> Data for this exercise
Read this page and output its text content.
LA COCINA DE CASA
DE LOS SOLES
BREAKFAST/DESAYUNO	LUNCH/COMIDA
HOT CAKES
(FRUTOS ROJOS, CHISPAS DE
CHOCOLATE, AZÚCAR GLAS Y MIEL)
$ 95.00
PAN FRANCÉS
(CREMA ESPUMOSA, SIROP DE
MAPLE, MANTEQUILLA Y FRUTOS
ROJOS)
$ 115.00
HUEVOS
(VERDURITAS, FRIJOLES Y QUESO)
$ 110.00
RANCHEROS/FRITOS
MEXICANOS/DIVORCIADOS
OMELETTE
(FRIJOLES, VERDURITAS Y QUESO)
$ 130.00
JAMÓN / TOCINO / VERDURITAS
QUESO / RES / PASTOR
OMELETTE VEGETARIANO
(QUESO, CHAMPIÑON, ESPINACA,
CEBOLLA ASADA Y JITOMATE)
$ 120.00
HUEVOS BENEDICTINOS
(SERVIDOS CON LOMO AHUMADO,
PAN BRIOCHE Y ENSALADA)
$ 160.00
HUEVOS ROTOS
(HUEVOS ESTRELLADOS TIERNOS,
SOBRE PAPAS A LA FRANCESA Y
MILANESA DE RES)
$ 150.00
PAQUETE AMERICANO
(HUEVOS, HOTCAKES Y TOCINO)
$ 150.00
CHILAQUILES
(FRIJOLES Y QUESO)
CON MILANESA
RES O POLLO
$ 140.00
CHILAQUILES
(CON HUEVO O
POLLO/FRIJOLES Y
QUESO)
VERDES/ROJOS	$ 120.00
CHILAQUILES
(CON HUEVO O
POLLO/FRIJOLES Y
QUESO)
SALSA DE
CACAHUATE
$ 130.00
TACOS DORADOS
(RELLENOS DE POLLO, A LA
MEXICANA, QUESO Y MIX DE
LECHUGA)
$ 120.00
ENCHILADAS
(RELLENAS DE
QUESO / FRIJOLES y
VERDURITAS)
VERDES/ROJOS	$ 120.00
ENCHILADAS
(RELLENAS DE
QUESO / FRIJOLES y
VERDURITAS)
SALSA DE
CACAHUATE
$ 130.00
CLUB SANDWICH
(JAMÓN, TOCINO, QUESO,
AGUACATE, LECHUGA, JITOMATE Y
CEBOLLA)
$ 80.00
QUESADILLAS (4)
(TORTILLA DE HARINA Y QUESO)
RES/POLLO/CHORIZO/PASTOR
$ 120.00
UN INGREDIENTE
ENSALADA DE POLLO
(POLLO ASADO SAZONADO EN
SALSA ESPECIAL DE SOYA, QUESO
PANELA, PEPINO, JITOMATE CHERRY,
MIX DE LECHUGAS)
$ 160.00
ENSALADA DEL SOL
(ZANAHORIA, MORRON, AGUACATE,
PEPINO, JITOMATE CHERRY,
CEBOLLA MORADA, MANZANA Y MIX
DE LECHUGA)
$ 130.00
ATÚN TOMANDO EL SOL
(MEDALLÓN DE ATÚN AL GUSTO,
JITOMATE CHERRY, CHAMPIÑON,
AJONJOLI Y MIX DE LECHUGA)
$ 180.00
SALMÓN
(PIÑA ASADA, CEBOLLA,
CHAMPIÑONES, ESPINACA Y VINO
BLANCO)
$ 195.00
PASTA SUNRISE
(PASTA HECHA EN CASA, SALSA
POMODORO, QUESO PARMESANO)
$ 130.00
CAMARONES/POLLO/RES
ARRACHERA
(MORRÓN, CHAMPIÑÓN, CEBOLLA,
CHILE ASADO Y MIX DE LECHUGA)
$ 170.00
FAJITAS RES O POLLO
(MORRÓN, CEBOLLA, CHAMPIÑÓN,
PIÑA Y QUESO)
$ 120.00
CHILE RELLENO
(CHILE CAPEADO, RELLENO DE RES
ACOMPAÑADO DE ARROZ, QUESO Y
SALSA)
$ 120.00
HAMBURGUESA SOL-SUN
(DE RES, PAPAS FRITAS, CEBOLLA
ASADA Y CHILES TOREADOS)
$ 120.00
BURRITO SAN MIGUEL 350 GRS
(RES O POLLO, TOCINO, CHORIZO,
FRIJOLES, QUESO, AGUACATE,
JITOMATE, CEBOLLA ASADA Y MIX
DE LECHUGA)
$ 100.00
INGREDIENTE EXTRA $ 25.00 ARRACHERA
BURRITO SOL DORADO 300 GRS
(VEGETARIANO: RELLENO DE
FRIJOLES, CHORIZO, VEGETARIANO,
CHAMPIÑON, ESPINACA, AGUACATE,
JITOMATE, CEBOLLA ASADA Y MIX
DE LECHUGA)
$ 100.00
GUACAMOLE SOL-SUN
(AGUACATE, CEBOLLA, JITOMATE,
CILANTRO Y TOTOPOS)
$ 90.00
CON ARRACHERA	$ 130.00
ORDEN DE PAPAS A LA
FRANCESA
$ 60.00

> Exercise
Pick out the lines that contain "FRIJOLES" and copy them.

> Answer to this problem
(VERDURITAS, FRIJOLES Y QUESO)
(FRIJOLES, VERDURITAS Y QUESO)
(FRIJOLES Y QUESO)
POLLO/FRIJOLES Y
POLLO/FRIJOLES Y
QUESO / FRIJOLES y
QUESO / FRIJOLES y
FRIJOLES, QUESO, AGUACATE,
FRIJOLES, CHORIZO, VEGETARIANO,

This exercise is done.